• _Consigne de travail_: Mettez toutes les lignes des données ci-dessous sous forme de liste numérotée, sans reprendre les lignes vides.
* * *
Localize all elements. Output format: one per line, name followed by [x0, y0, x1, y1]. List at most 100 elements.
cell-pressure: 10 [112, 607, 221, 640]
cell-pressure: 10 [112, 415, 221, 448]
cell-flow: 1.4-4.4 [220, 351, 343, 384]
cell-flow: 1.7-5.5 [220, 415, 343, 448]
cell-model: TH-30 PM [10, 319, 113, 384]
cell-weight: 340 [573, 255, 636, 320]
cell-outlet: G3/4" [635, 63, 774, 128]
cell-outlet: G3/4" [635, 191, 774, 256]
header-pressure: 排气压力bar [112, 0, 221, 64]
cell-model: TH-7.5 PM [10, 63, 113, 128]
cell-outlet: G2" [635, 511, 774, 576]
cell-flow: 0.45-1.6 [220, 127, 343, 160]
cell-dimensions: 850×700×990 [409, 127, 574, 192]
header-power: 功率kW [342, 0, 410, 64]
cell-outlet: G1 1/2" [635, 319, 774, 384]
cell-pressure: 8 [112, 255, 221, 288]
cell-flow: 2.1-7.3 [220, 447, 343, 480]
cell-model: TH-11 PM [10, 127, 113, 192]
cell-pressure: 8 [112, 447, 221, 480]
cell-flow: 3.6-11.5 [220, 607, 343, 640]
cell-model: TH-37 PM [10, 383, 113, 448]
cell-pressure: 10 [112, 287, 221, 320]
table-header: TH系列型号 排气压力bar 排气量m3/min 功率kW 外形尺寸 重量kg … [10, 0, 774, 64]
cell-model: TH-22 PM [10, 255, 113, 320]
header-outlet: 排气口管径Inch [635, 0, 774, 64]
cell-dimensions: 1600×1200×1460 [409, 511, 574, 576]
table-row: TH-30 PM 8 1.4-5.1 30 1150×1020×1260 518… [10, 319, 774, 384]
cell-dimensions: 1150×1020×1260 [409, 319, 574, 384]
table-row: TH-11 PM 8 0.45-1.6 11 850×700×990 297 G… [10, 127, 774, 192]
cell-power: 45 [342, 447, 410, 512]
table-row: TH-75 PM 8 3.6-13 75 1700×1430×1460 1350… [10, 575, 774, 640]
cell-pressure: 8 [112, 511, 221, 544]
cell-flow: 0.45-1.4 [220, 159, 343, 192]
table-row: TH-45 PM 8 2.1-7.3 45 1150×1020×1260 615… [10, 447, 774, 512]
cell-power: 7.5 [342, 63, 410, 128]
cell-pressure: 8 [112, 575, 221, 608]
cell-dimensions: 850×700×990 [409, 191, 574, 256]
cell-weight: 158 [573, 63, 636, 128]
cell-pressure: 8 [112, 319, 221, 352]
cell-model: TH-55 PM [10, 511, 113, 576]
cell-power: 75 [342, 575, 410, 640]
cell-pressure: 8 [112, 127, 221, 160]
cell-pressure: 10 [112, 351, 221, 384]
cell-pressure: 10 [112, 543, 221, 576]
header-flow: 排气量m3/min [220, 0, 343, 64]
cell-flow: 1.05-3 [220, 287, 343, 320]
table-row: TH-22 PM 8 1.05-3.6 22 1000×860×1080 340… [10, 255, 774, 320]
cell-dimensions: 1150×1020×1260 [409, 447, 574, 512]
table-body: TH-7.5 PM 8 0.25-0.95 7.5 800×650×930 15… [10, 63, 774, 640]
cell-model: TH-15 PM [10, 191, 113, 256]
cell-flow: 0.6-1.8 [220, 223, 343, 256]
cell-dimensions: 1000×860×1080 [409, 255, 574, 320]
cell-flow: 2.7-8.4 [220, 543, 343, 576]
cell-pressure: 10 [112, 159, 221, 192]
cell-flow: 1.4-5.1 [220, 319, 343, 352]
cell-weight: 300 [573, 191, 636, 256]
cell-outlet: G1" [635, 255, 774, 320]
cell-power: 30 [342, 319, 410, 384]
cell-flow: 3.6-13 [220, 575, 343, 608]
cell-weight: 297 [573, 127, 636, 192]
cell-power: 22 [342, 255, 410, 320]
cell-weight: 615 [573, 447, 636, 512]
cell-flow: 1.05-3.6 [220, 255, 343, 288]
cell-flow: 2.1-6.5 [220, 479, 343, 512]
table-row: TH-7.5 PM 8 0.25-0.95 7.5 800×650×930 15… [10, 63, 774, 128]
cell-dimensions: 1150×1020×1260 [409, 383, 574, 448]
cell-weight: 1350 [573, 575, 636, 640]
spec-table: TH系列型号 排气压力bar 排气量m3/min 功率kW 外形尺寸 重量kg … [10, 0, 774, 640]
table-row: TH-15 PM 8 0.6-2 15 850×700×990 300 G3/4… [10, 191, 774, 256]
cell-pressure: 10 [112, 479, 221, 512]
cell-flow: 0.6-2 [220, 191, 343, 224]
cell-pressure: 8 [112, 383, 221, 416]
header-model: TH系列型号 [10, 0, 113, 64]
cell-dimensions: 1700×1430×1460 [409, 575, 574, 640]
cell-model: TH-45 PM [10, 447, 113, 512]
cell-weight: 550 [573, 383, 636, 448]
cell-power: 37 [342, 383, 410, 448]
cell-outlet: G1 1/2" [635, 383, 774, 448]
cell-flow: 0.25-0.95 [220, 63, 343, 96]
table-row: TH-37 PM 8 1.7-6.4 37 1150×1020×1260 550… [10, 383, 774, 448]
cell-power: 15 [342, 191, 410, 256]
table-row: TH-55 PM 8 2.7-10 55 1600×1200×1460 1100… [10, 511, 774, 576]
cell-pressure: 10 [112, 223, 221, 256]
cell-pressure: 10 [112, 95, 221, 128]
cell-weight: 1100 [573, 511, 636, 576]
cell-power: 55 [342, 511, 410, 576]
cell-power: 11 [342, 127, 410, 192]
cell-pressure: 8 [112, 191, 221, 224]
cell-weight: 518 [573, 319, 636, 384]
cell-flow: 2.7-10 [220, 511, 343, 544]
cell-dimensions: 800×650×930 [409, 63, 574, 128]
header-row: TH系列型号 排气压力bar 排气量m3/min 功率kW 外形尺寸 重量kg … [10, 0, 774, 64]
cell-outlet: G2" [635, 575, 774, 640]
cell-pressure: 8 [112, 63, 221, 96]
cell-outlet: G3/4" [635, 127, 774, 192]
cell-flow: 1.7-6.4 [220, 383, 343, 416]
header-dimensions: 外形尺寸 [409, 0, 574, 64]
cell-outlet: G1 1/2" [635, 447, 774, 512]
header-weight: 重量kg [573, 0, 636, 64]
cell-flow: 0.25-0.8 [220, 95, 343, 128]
* * *
• _Réponse complète_:
1. Localize all elements. Output format: one per line, name followed by [x0, y0, x1, y1]. List at most 100 elements.
2. cell-pressure: 10 [112, 607, 221, 640]
3. cell-pressure: 10 [112, 415, 221, 448]
4. cell-flow: 1.4-4.4 [220, 351, 343, 384]
5. cell-flow: 1.7-5.5 [220, 415, 343, 448]
6. cell-model: TH-30 PM [10, 319, 113, 384]
7. cell-weight: 340 [573, 255, 636, 320]
8. cell-outlet: G3/4" [635, 63, 774, 128]
9. cell-outlet: G3/4" [635, 191, 774, 256]
10. header-pressure: 排气压力bar [112, 0, 221, 64]
11. cell-model: TH-7.5 PM [10, 63, 113, 128]
12. cell-outlet: G2" [635, 511, 774, 576]
13. cell-flow: 0.45-1.6 [220, 127, 343, 160]
14. cell-dimensions: 850×700×990 [409, 127, 574, 192]
15. header-power: 功率kW [342, 0, 410, 64]
16. cell-outlet: G1 1/2" [635, 319, 774, 384]
17. cell-pressure: 8 [112, 255, 221, 288]
18. cell-flow: 2.1-7.3 [220, 447, 343, 480]
19. cell-model: TH-11 PM [10, 127, 113, 192]
20. cell-pressure: 8 [112, 447, 221, 480]
21. cell-flow: 3.6-11.5 [220, 607, 343, 640]
22. cell-model: TH-37 PM [10, 383, 113, 448]
23. cell-pressure: 10 [112, 287, 221, 320]
24. table-header: TH系列型号 排气压力bar 排气量m3/min 功率kW 外形尺寸 重量kg … [10, 0, 774, 64]
25. cell-model: TH-22 PM [10, 255, 113, 320]
26. header-outlet: 排气口管径Inch [635, 0, 774, 64]
27. cell-dimensions: 1600×1200×1460 [409, 511, 574, 576]
28. table-row: TH-30 PM 8 1.4-5.1 30 1150×1020×1260 518… [10, 319, 774, 384]
29. cell-dimensions: 1150×1020×1260 [409, 319, 574, 384]
30. table-row: TH-11 PM 8 0.45-1.6 11 850×700×990 297 G… [10, 127, 774, 192]
31. cell-power: 45 [342, 447, 410, 512]
32. table-row: TH-75 PM 8 3.6-13 75 1700×1430×1460 1350… [10, 575, 774, 640]
33. cell-pressure: 8 [112, 511, 221, 544]
34. cell-flow: 0.45-1.4 [220, 159, 343, 192]
35. table-row: TH-45 PM 8 2.1-7.3 45 1150×1020×1260 615… [10, 447, 774, 512]
36. cell-power: 7.5 [342, 63, 410, 128]
37. cell-pressure: 8 [112, 575, 221, 608]
38. cell-dimensions: 850×700×990 [409, 191, 574, 256]
39. cell-weight: 158 [573, 63, 636, 128]
40. cell-pressure: 8 [112, 319, 221, 352]
41. cell-model: TH-55 PM [10, 511, 113, 576]
42. cell-power: 75 [342, 575, 410, 640]
43. cell-pressure: 8 [112, 127, 221, 160]
44. cell-pressure: 10 [112, 351, 221, 384]
45. cell-pressure: 10 [112, 543, 221, 576]
46. header-flow: 排气量m3/min [220, 0, 343, 64]
47. cell-flow: 1.05-3 [220, 287, 343, 320]
48. table-row: TH-22 PM 8 1.05-3.6 22 1000×860×1080 340… [10, 255, 774, 320]
49. cell-dimensions: 1150×1020×1260 [409, 447, 574, 512]
50. table-body: TH-7.5 PM 8 0.25-0.95 7.5 800×650×930 15… [10, 63, 774, 640]
51. cell-model: TH-15 PM [10, 191, 113, 256]
52. cell-flow: 0.6-1.8 [220, 223, 343, 256]
53. cell-dimensions: 1000×860×1080 [409, 255, 574, 320]
54. cell-flow: 2.7-8.4 [220, 543, 343, 576]
55. cell-pressure: 10 [112, 159, 221, 192]
56. cell-flow: 1.4-5.1 [220, 319, 343, 352]
57. cell-weight: 300 [573, 191, 636, 256]
58. cell-outlet: G1" [635, 255, 774, 320]
59. cell-power: 30 [342, 319, 410, 384]
60. cell-flow: 3.6-13 [220, 575, 343, 608]
61. cell-weight: 297 [573, 127, 636, 192]
62. cell-power: 22 [342, 255, 410, 320]
63. cell-weight: 615 [573, 447, 636, 512]
64. cell-flow: 1.05-3.6 [220, 255, 343, 288]
65. cell-flow: 2.1-6.5 [220, 479, 343, 512]
66. table-row: TH-7.5 PM 8 0.25-0.95 7.5 800×650×930 15… [10, 63, 774, 128]
67. cell-dimensions: 1150×1020×1260 [409, 383, 574, 448]
68. cell-weight: 1350 [573, 575, 636, 640]
69. spec-table: TH系列型号 排气压力bar 排气量m3/min 功率kW 外形尺寸 重量kg … [10, 0, 774, 640]
70. table-row: TH-15 PM 8 0.6-2 15 850×700×990 300 G3/4… [10, 191, 774, 256]
71. cell-pressure: 10 [112, 479, 221, 512]
72. cell-flow: 0.6-2 [220, 191, 343, 224]
73. cell-pressure: 8 [112, 383, 221, 416]
74. header-model: TH系列型号 [10, 0, 113, 64]
75. cell-dimensions: 1700×1430×1460 [409, 575, 574, 640]
76. cell-model: TH-45 PM [10, 447, 113, 512]
77. cell-weight: 550 [573, 383, 636, 448]
78. cell-power: 37 [342, 383, 410, 448]
79. cell-outlet: G1 1/2" [635, 383, 774, 448]
80. cell-flow: 0.25-0.95 [220, 63, 343, 96]
81. table-row: TH-37 PM 8 1.7-6.4 37 1150×1020×1260 550… [10, 383, 774, 448]
82. cell-power: 15 [342, 191, 410, 256]
83. table-row: TH-55 PM 8 2.7-10 55 1600×1200×1460 1100… [10, 511, 774, 576]
84. cell-pressure: 10 [112, 223, 221, 256]
85. cell-pressure: 10 [112, 95, 221, 128]
86. cell-weight: 1100 [573, 511, 636, 576]
87. cell-power: 55 [342, 511, 410, 576]
88. cell-power: 11 [342, 127, 410, 192]
89. cell-pressure: 8 [112, 191, 221, 224]
90. cell-weight: 518 [573, 319, 636, 384]
91. cell-flow: 2.7-10 [220, 511, 343, 544]
92. cell-dimensions: 800×650×930 [409, 63, 574, 128]
93. header-row: TH系列型号 排气压力bar 排气量m3/min 功率kW 外形尺寸 重量kg … [10, 0, 774, 64]
94. cell-outlet: G2" [635, 575, 774, 640]
95. cell-pressure: 8 [112, 63, 221, 96]
96. cell-outlet: G3/4" [635, 127, 774, 192]
97. cell-flow: 1.7-6.4 [220, 383, 343, 416]
98. header-dimensions: 外形尺寸 [409, 0, 574, 64]
99. cell-outlet: G1 1/2" [635, 447, 774, 512]
100. header-weight: 重量kg [573, 0, 636, 64]
101. cell-flow: 0.25-0.8 [220, 95, 343, 128]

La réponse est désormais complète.